>> Start DATASET ROWS
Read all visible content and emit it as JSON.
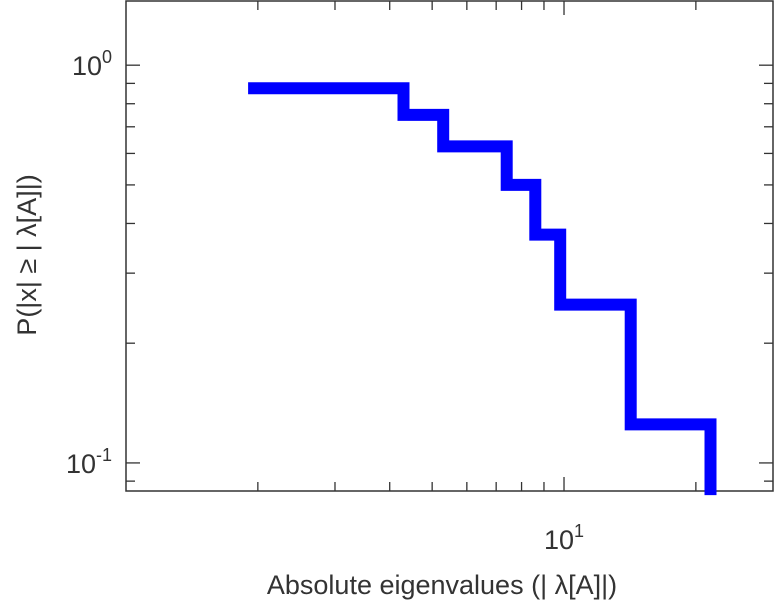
{
  "chart_data": {
    "type": "line",
    "subtype": "step",
    "xscale": "log",
    "yscale": "log",
    "xlabel": "Absolute eigenvalues (|     λ[A]|)",
    "ylabel": "P(|x|  ≥ | λ[A]|)",
    "xlim": [
      1.0,
      30.0
    ],
    "ylim": [
      0.085,
      1.45
    ],
    "grid": false,
    "legend": "none",
    "xticks": [
      {
        "base": "10",
        "exp": "1",
        "value": 10
      }
    ],
    "yticks": [
      {
        "base": "10",
        "exp": "0",
        "value": 1.0
      },
      {
        "base": "10",
        "exp": "-1",
        "value": 0.1
      }
    ],
    "series": [
      {
        "color": "#0000ff",
        "x": [
          1.9,
          4.3,
          4.3,
          5.3,
          5.3,
          7.4,
          7.4,
          8.6,
          8.6,
          9.8,
          9.8,
          14.2,
          14.2,
          21.6,
          21.6
        ],
        "y": [
          0.875,
          0.875,
          0.75,
          0.75,
          0.625,
          0.625,
          0.5,
          0.5,
          0.375,
          0.375,
          0.25,
          0.25,
          0.125,
          0.125,
          0.083
        ]
      }
    ]
  }
}
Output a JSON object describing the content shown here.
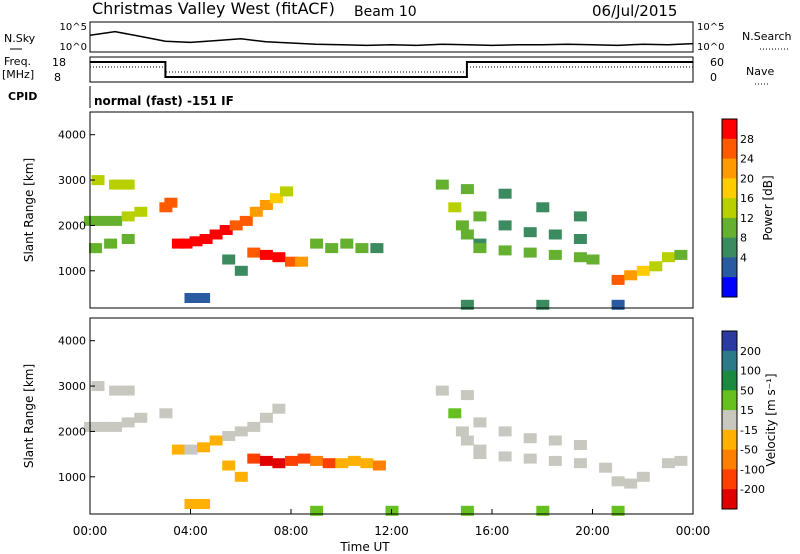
{
  "header": {
    "title": "Christmas Valley West (fitACF)",
    "beam": "Beam 10",
    "date": "06/Jul/2015"
  },
  "params": {
    "nsky_label": "N.Sky",
    "nsky_ticks": [
      "10^5",
      "10^0"
    ],
    "nsearch_label": "N.Search",
    "freq_label": "Freq.",
    "freq_unit": "[MHz]",
    "freq_ticks": [
      "18",
      "8"
    ],
    "nave_label": "Nave",
    "nave_ticks": [
      "60",
      "0"
    ],
    "cpid_label": "CPID",
    "cpid_text": "normal (fast) -151 IF"
  },
  "axes": {
    "xlabel": "Time UT",
    "ylabel": "Slant Range [km]",
    "xticks": [
      "00:00",
      "04:00",
      "08:00",
      "12:00",
      "16:00",
      "20:00",
      "00:00"
    ],
    "yticks": [
      "1000",
      "2000",
      "3000",
      "4000"
    ]
  },
  "colorbars": {
    "power": {
      "label": "Power [dB]",
      "ticks": [
        "28",
        "24",
        "20",
        "16",
        "12",
        "8",
        "4"
      ],
      "colors": [
        "#ff0000",
        "#ff5a00",
        "#ff9a00",
        "#ffcc00",
        "#b8d000",
        "#66b030",
        "#3c8a60",
        "#2a5aa0",
        "#0000ff"
      ]
    },
    "velocity": {
      "label": "Velocity [m s⁻¹]",
      "ticks": [
        "200",
        "100",
        "50",
        "15",
        "-15",
        "-50",
        "-100",
        "-200"
      ],
      "colors": [
        "#2a3aa0",
        "#2a7a8a",
        "#1a8a40",
        "#66c020",
        "#c8c8c0",
        "#ffb000",
        "#ff8000",
        "#ff4000",
        "#e00000"
      ]
    }
  },
  "chart_data": [
    {
      "type": "line",
      "title": "N.Sky / N.Search",
      "x": [
        0,
        1,
        2,
        3,
        4,
        5,
        6,
        7,
        8,
        9,
        10,
        11,
        12,
        13,
        14,
        15,
        16,
        17,
        18,
        19,
        20,
        21,
        22,
        23,
        24
      ],
      "series": [
        {
          "values": [
            2.8,
            3.4,
            2.6,
            1.8,
            1.6,
            1.9,
            2.2,
            1.7,
            1.5,
            1.3,
            1.2,
            1.1,
            1.2,
            1.1,
            1.3,
            1.2,
            1.1,
            1.2,
            1.2,
            1.3,
            1.2,
            1.1,
            1.3,
            1.2,
            1.4
          ]
        }
      ],
      "ylim": [
        0,
        5
      ],
      "ylabel": "N.Sky"
    },
    {
      "type": "line",
      "title": "Freq. / Nave",
      "x": [
        0,
        3,
        3,
        15,
        15,
        24
      ],
      "series": [
        {
          "values": [
            16,
            16,
            10,
            10,
            16,
            16
          ]
        },
        {
          "values": [
            14,
            14,
            12,
            12,
            14,
            14
          ]
        }
      ],
      "ylim": [
        8,
        18
      ],
      "ylabel": "Freq. [MHz]"
    },
    {
      "type": "heatmap",
      "title": "Power",
      "xlabel": "Time UT",
      "ylabel": "Slant Range [km]",
      "xlim": [
        0,
        24
      ],
      "ylim": [
        180,
        4500
      ],
      "value_label": "Power [dB]",
      "vlim": [
        0,
        30
      ],
      "cells": [
        [
          0.0,
          2100,
          12
        ],
        [
          0.5,
          2100,
          12
        ],
        [
          1.0,
          2100,
          12
        ],
        [
          1.5,
          2200,
          14
        ],
        [
          2.0,
          2300,
          16
        ],
        [
          0.3,
          3000,
          14
        ],
        [
          1.0,
          2900,
          16
        ],
        [
          1.5,
          2900,
          14
        ],
        [
          0.2,
          1500,
          10
        ],
        [
          0.8,
          1600,
          12
        ],
        [
          1.5,
          1700,
          12
        ],
        [
          3.0,
          2400,
          24
        ],
        [
          3.2,
          2500,
          26
        ],
        [
          3.5,
          1600,
          30
        ],
        [
          3.8,
          1600,
          30
        ],
        [
          4.2,
          1650,
          30
        ],
        [
          4.6,
          1700,
          30
        ],
        [
          5.0,
          1800,
          28
        ],
        [
          5.4,
          1900,
          28
        ],
        [
          5.8,
          2000,
          26
        ],
        [
          6.2,
          2100,
          24
        ],
        [
          6.6,
          2300,
          22
        ],
        [
          7.0,
          2450,
          20
        ],
        [
          7.4,
          2600,
          18
        ],
        [
          7.8,
          2750,
          16
        ],
        [
          6.5,
          1400,
          26
        ],
        [
          7.0,
          1350,
          30
        ],
        [
          7.5,
          1300,
          28
        ],
        [
          8.0,
          1200,
          24
        ],
        [
          8.4,
          1200,
          20
        ],
        [
          9.0,
          1600,
          10
        ],
        [
          9.6,
          1500,
          12
        ],
        [
          10.2,
          1600,
          10
        ],
        [
          10.8,
          1500,
          12
        ],
        [
          11.4,
          1500,
          8
        ],
        [
          5.5,
          1250,
          8
        ],
        [
          6.0,
          1000,
          8
        ],
        [
          4.0,
          400,
          6
        ],
        [
          4.5,
          400,
          4
        ],
        [
          14.5,
          2400,
          14
        ],
        [
          14.8,
          2000,
          12
        ],
        [
          15.0,
          1800,
          10
        ],
        [
          15.5,
          1600,
          8
        ],
        [
          15.5,
          2200,
          10
        ],
        [
          16.5,
          2000,
          8
        ],
        [
          17.5,
          1850,
          8
        ],
        [
          18.5,
          1800,
          8
        ],
        [
          19.5,
          1700,
          8
        ],
        [
          15.5,
          1500,
          10
        ],
        [
          16.5,
          1450,
          10
        ],
        [
          17.5,
          1400,
          12
        ],
        [
          18.5,
          1350,
          12
        ],
        [
          19.5,
          1300,
          12
        ],
        [
          20.0,
          1250,
          12
        ],
        [
          21.0,
          800,
          24
        ],
        [
          21.5,
          900,
          22
        ],
        [
          22.0,
          1000,
          18
        ],
        [
          22.5,
          1100,
          16
        ],
        [
          23.0,
          1300,
          14
        ],
        [
          23.5,
          1350,
          12
        ],
        [
          16.5,
          2700,
          8
        ],
        [
          18.0,
          2400,
          8
        ],
        [
          19.5,
          2200,
          8
        ],
        [
          14.0,
          2900,
          12
        ],
        [
          15.0,
          2800,
          10
        ],
        [
          15.0,
          250,
          8
        ],
        [
          18.0,
          250,
          8
        ],
        [
          21.0,
          250,
          6
        ]
      ]
    },
    {
      "type": "heatmap",
      "title": "Velocity",
      "xlabel": "Time UT",
      "ylabel": "Slant Range [km]",
      "xlim": [
        0,
        24
      ],
      "ylim": [
        180,
        4500
      ],
      "value_label": "Velocity [m s-1]",
      "vlim": [
        -250,
        250
      ],
      "cells": [
        [
          0.0,
          2100,
          0
        ],
        [
          0.5,
          2100,
          0
        ],
        [
          1.0,
          2100,
          0
        ],
        [
          1.5,
          2200,
          0
        ],
        [
          2.0,
          2300,
          0
        ],
        [
          0.3,
          3000,
          0
        ],
        [
          1.0,
          2900,
          0
        ],
        [
          1.5,
          2900,
          0
        ],
        [
          3.0,
          2400,
          0
        ],
        [
          3.5,
          1600,
          -30
        ],
        [
          4.0,
          1600,
          0
        ],
        [
          4.5,
          1650,
          -40
        ],
        [
          5.0,
          1800,
          -30
        ],
        [
          5.5,
          1900,
          0
        ],
        [
          6.0,
          2000,
          0
        ],
        [
          6.5,
          2100,
          0
        ],
        [
          7.0,
          2300,
          0
        ],
        [
          7.5,
          2500,
          0
        ],
        [
          6.5,
          1400,
          -180
        ],
        [
          7.0,
          1350,
          -220
        ],
        [
          7.5,
          1300,
          -200
        ],
        [
          8.0,
          1350,
          -180
        ],
        [
          8.5,
          1400,
          -150
        ],
        [
          9.0,
          1350,
          -120
        ],
        [
          9.5,
          1300,
          -150
        ],
        [
          10.0,
          1300,
          -80
        ],
        [
          10.5,
          1350,
          -60
        ],
        [
          11.0,
          1300,
          -70
        ],
        [
          11.5,
          1250,
          -90
        ],
        [
          5.5,
          1250,
          -60
        ],
        [
          6.0,
          1000,
          -70
        ],
        [
          4.0,
          400,
          -60
        ],
        [
          4.5,
          400,
          -40
        ],
        [
          14.5,
          2400,
          30
        ],
        [
          14.8,
          2000,
          0
        ],
        [
          15.0,
          1800,
          0
        ],
        [
          15.5,
          1600,
          0
        ],
        [
          15.5,
          2200,
          0
        ],
        [
          16.5,
          2000,
          0
        ],
        [
          17.5,
          1850,
          0
        ],
        [
          18.5,
          1800,
          0
        ],
        [
          19.5,
          1700,
          0
        ],
        [
          15.5,
          1500,
          0
        ],
        [
          16.5,
          1450,
          0
        ],
        [
          17.5,
          1400,
          0
        ],
        [
          18.5,
          1350,
          0
        ],
        [
          19.5,
          1300,
          0
        ],
        [
          20.5,
          1200,
          0
        ],
        [
          21.0,
          900,
          0
        ],
        [
          21.5,
          850,
          0
        ],
        [
          22.0,
          1000,
          0
        ],
        [
          23.0,
          1300,
          0
        ],
        [
          23.5,
          1350,
          0
        ],
        [
          14.0,
          2900,
          0
        ],
        [
          15.0,
          2800,
          0
        ],
        [
          9.0,
          250,
          30
        ],
        [
          12.0,
          250,
          30
        ],
        [
          15.0,
          250,
          40
        ],
        [
          18.0,
          250,
          30
        ],
        [
          21.0,
          250,
          30
        ]
      ]
    }
  ]
}
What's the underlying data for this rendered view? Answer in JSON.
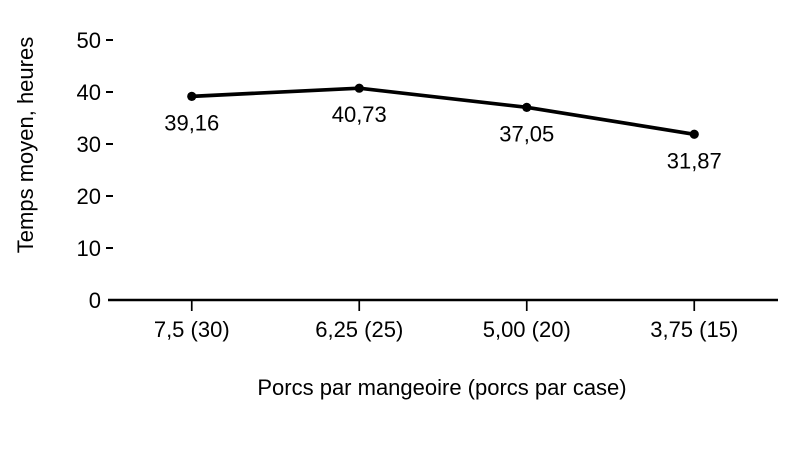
{
  "chart_data": {
    "type": "line",
    "title": "",
    "categories": [
      "7,5 (30)",
      "6,25 (25)",
      "5,00 (20)",
      "3,75 (15)"
    ],
    "values": [
      39.16,
      40.73,
      37.05,
      31.87
    ],
    "point_labels": [
      "39,16",
      "40,73",
      "37,05",
      "31,87"
    ],
    "xlabel": "Porcs par mangeoire (porcs par case)",
    "ylabel": "Temps moyen, heures",
    "ylim": [
      0,
      50
    ],
    "yticks": [
      0,
      10,
      20,
      30,
      40,
      50
    ],
    "ytick_labels": [
      "0",
      "10",
      "20",
      "30",
      "40",
      "50"
    ],
    "grid": false,
    "legend": "none",
    "line_color": "#000000",
    "marker_color": "#000000",
    "marker": "circle",
    "background": "#ffffff"
  }
}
>> End DATASET ROWS
## TASK:
Isolate each line of the listing above that includes "JSON". Copy it.

## OUTPUT OF THE TASK:
Read all visible content and emit it as JSON.
Output a JSON object describing the content shown here.
What's the underlying data for this rendered view? Answer in JSON.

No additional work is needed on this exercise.